Required work:
Each line containing the word "obora" needs to be copied.

Provided entries:
<<<<

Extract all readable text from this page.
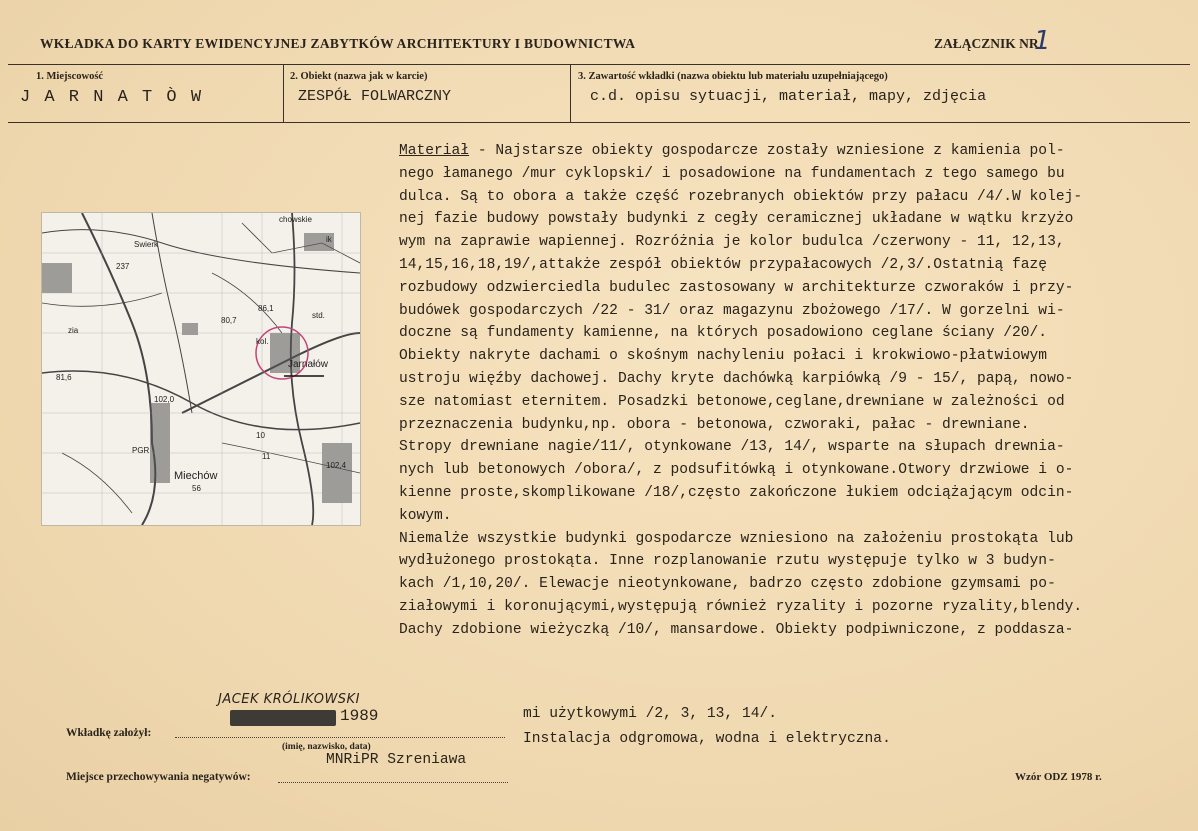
WKŁADKA DO KARTY EWIDENCYJNEJ ZABYTKÓW ARCHITEKTURY I BUDOWNICTWA	ZAŁĄCZNIK NR
1
1. Miejscowość
J A R N A T Ò W
2. Obiekt (nazwa jak w karcie)
ZESPÓŁ FOLWARCZNY
3. Zawartość wkładki (nazwa obiektu lub materiału uzupełniającego)
c.d. opisu sytuacji, materiał, mapy, zdjęcia
237
Swierk
ik
86,1
80,7
Jarnałów
102,0
PGR
Miechów
56
102,4
81,6
zia
std.
kol.
10
11
chowskie
Materiał - Najstarsze obiekty gospodarcze zostały wzniesione z kamienia pol-
nego łamanego /mur cyklopski/ i posadowione na fundamentach z tego samego bu
dulca. Są to obora a także część rozebranych obiektów przy pałacu /4/.W kolej-
nej fazie budowy powstały budynki z cegły ceramicznej układane w wątku krzyżo
wym na zaprawie wapiennej. Rozróżnia je kolor budulca /czerwony - 11, 12,13,
14,15,16,18,19/,attakże zespół obiektów przypałacowych /2,3/.Ostatnią fazę
rozbudowy odzwierciedla budulec zastosowany w architekturze czworaków i przy-
budówek gospodarczych /22 - 31/ oraz magazynu zbożowego /17/. W gorzelni wi-
doczne są fundamenty kamienne, na których posadowiono ceglane ściany /20/.
Obiekty nakryte dachami o skośnym nachyleniu połaci i krokwiowo-płatwiowym
ustroju więźby dachowej. Dachy kryte dachówką karpiówką /9 - 15/, papą, nowo-
sze natomiast eternitem. Posadzki betonowe,ceglane,drewniane w zależności od
przeznaczenia budynku,np. obora - betonowa, czworaki, pałac - drewniane.
Stropy drewniane nagie/11/, otynkowane /13, 14/, wsparte na słupach drewnia-
nych lub betonowych /obora/, z podsufitówką i otynkowane.Otwory drzwiowe i o-
kienne proste,skomplikowane /18/,często zakończone łukiem odciążającym odcin-
kowym.
Niemalże wszystkie budynki gospodarcze wzniesiono na założeniu prostokąta lub
wydłużonego prostokąta. Inne rozplanowanie rzutu występuje tylko w 3 budyn-
kach /1,10,20/. Elewacje nieotynkowane, badrzo często zdobione gzymsami po-
ziałowymi i koronującymi,występują również ryzality i pozorne ryzality,blendy.
Dachy zdobione wieżyczką /10/, mansardowe. Obiekty podpiwniczone, z poddasza-
mi użytkowymi /2, 3, 13, 14/.
Instalacja odgromowa, wodna i elektryczna.
JACEK KRÓLIKOWSKI
1989
Wkładkę założył:
(imię, nazwisko, data)
Miejsce przechowywania negatywów:
MNRiPR Szreniawa
Wzór ODZ 1978 r.
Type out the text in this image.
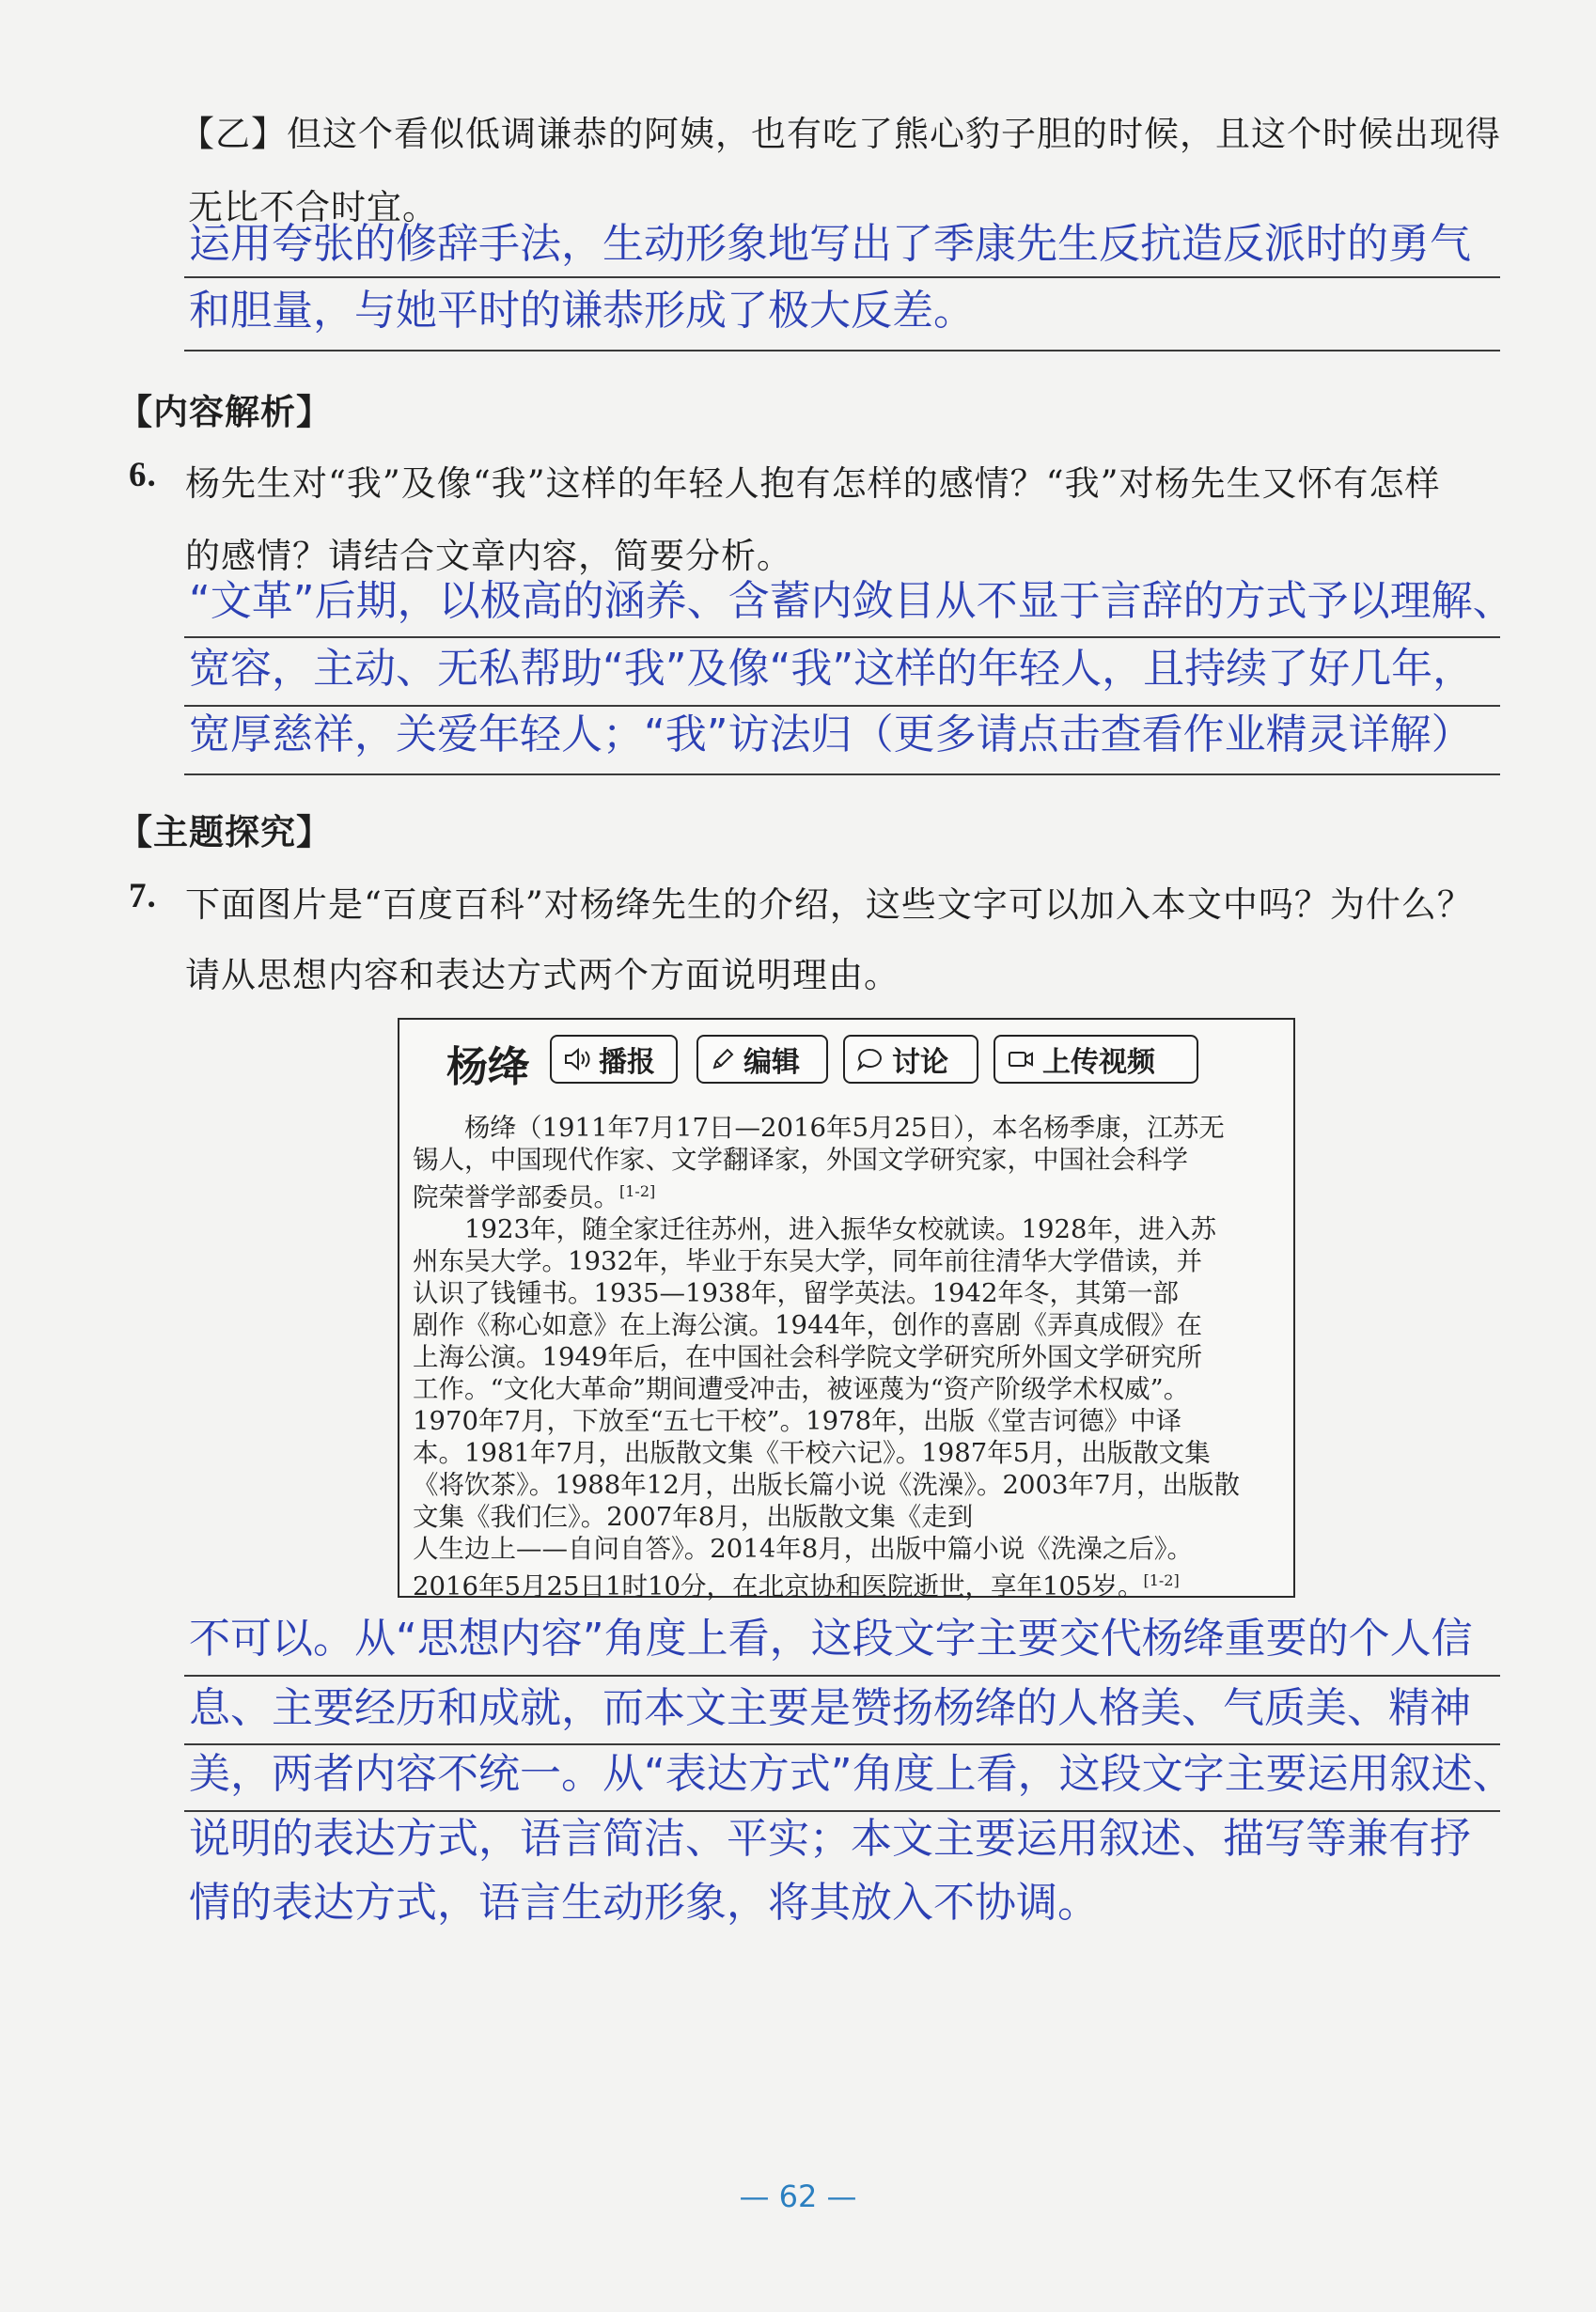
【乙】但这个看似低调谦恭的阿姨，也有吃了熊心豹子胆的时候，且这个时候出现得
无比不合时宜。
运用夸张的修辞手法，生动形象地写出了季康先生反抗造反派时的勇气
和胆量，与她平时的谦恭形成了极大反差。
【内容解析】
6. 杨先生对“我”及像“我”这样的年轻人抱有怎样的感情？“我”对杨先生又怀有怎样
的感情？请结合文章内容，简要分析。
“文革”后期，以极高的涵养、含蓄内敛目从不显于言辞的方式予以理解、
宽容，主动、无私帮助“我”及像“我”这样的年轻人，且持续了好几年，
宽厚慈祥，关爱年轻人；“我”访法归（更多请点击查看作业精灵详解）
【主题探究】
7. 下面图片是“百度百科”对杨绛先生的介绍，这些文字可以加入本文中吗？为什么？
请从思想内容和表达方式两个方面说明理由。
杨绛 播报	编辑	讨论	上传视频

　　杨绛（1911年7月17日—2016年5月25日），本名杨季康，江苏无

锡人，中国现代作家、文学翻译家，外国文学研究家，中国社会科学

院荣誉学部委员。[1-2]

　　1923年，随全家迁往苏州，进入振华女校就读。1928年，进入苏

州东吴大学。1932年，毕业于东吴大学，同年前往清华大学借读，并

认识了钱锺书。1935—1938年，留学英法。1942年冬，其第一部

剧作《称心如意》在上海公演。1944年，创作的喜剧《弄真成假》在

上海公演。1949年后，在中国社会科学院文学研究所外国文学研究所

工作。“文化大革命”期间遭受冲击，被诬蔑为“资产阶级学术权威”。

1970年7月，下放至“五七干校”。1978年，出版《堂吉诃德》中译

本。1981年7月，出版散文集《干校六记》。1987年5月，出版散文集

《将饮茶》。1988年12月，出版长篇小说《洗澡》。2003年7月，出版散

文集《我们仨》。2007年8月，出版散文集《走到

人生边上——自问自答》。2014年8月，出版中篇小说《洗澡之后》。

2016年5月25日1时10分，在北京协和医院逝世，享年105岁。[1-2]

不可以。从“思想内容”角度上看，这段文字主要交代杨绛重要的个人信
息、主要经历和成就，而本文主要是赞扬杨绛的人格美、气质美、精神
美，两者内容不统一。从“表达方式”角度上看，这段文字主要运用叙述、
说明的表达方式，语言简洁、平实；本文主要运用叙述、描写等兼有抒
情的表达方式，语言生动形象，将其放入不协调。
— 62 —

>>>>

Result for this exercise:
dulca. Są to obora a także część rozebranych obiektów przy pałacu /4/.W kolej-
przeznaczenia budynku,np. obora - betonowa, czworaki, pałac - drewniane.
nych lub betonowych /obora/, z podsufitówką i otynkowane.Otwory drzwiowe i o-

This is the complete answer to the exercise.